[Data for the task]
------------------------------------
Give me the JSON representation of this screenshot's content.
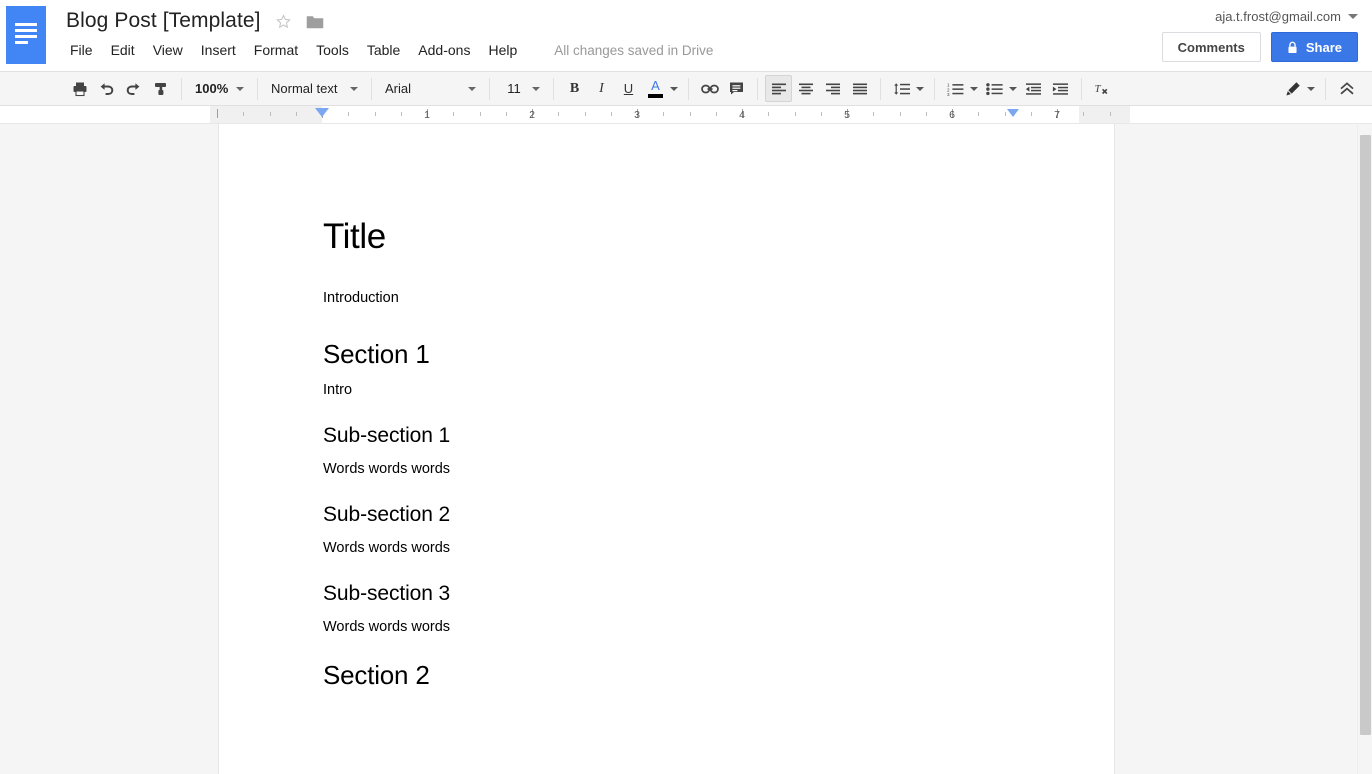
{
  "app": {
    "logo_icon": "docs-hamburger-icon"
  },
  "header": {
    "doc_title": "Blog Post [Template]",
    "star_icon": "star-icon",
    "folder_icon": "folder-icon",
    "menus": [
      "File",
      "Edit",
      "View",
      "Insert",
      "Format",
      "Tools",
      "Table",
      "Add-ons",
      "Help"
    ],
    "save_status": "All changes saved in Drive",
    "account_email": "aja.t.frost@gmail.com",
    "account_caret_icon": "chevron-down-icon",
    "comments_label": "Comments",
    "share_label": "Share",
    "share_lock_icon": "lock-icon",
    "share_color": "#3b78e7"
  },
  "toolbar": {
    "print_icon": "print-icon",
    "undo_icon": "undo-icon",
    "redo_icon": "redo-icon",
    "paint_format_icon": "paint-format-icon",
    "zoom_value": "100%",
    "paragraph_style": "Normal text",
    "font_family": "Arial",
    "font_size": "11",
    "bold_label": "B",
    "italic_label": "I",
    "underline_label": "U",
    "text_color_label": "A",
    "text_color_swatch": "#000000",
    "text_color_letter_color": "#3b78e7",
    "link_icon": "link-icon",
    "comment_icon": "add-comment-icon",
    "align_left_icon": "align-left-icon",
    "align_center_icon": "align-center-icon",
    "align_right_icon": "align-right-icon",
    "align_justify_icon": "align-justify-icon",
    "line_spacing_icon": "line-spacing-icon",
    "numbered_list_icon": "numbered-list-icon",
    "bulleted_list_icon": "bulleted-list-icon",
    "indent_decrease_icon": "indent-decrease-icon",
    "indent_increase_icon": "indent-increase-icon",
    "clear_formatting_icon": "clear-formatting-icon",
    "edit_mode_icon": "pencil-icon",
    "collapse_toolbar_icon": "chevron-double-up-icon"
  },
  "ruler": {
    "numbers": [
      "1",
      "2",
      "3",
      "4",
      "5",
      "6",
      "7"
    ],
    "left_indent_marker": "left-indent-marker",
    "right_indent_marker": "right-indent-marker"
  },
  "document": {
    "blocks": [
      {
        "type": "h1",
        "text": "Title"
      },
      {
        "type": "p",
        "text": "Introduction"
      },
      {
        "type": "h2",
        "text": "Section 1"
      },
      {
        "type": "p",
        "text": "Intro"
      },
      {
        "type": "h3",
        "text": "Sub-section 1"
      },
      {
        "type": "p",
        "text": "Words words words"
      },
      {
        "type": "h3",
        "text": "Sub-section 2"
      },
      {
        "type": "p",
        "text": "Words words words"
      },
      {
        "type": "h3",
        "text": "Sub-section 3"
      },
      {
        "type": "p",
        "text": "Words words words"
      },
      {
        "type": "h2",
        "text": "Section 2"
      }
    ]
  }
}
------------------------------------
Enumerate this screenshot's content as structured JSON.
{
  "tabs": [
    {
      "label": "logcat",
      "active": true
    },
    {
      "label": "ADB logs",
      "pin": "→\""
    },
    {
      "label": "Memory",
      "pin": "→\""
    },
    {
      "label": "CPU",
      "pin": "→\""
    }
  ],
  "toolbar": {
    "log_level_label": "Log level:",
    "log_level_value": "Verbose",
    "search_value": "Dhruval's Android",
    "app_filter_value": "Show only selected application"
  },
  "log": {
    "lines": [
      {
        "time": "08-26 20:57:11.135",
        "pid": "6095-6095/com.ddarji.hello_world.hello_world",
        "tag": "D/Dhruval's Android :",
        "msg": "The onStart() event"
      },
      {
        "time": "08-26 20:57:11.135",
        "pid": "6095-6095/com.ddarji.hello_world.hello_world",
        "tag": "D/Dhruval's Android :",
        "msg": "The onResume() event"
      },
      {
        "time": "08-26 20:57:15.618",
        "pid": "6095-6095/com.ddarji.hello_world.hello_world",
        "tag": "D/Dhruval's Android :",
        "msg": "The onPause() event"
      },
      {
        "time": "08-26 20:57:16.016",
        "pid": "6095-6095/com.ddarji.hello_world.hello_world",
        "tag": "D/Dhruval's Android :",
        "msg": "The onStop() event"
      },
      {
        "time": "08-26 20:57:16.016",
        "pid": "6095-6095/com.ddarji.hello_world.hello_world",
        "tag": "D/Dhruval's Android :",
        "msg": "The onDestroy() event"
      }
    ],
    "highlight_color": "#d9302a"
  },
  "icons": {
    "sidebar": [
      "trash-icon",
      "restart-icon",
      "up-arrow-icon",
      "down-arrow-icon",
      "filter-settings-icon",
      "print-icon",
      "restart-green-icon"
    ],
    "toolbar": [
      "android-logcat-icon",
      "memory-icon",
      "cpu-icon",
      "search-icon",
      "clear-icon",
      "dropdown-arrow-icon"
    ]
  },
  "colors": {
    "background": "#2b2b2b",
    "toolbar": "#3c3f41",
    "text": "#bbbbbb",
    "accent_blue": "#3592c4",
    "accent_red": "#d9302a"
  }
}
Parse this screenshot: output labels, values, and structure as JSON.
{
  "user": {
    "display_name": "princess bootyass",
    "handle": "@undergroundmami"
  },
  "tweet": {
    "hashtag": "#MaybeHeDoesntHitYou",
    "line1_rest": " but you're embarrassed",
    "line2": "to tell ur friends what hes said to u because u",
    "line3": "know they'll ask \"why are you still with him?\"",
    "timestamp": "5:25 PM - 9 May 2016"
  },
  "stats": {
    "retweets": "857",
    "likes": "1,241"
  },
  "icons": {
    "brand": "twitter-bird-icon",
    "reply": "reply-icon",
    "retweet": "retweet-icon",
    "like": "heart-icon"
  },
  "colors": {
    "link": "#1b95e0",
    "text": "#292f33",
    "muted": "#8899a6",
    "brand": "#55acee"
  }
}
------------------------------------
[Exercise brief]
Copy all lines from the data that hold the word "clear".

[Solution to the exercise]
    "clear_formatting_icon": "clear-formatting-icon",
      "clear-icon",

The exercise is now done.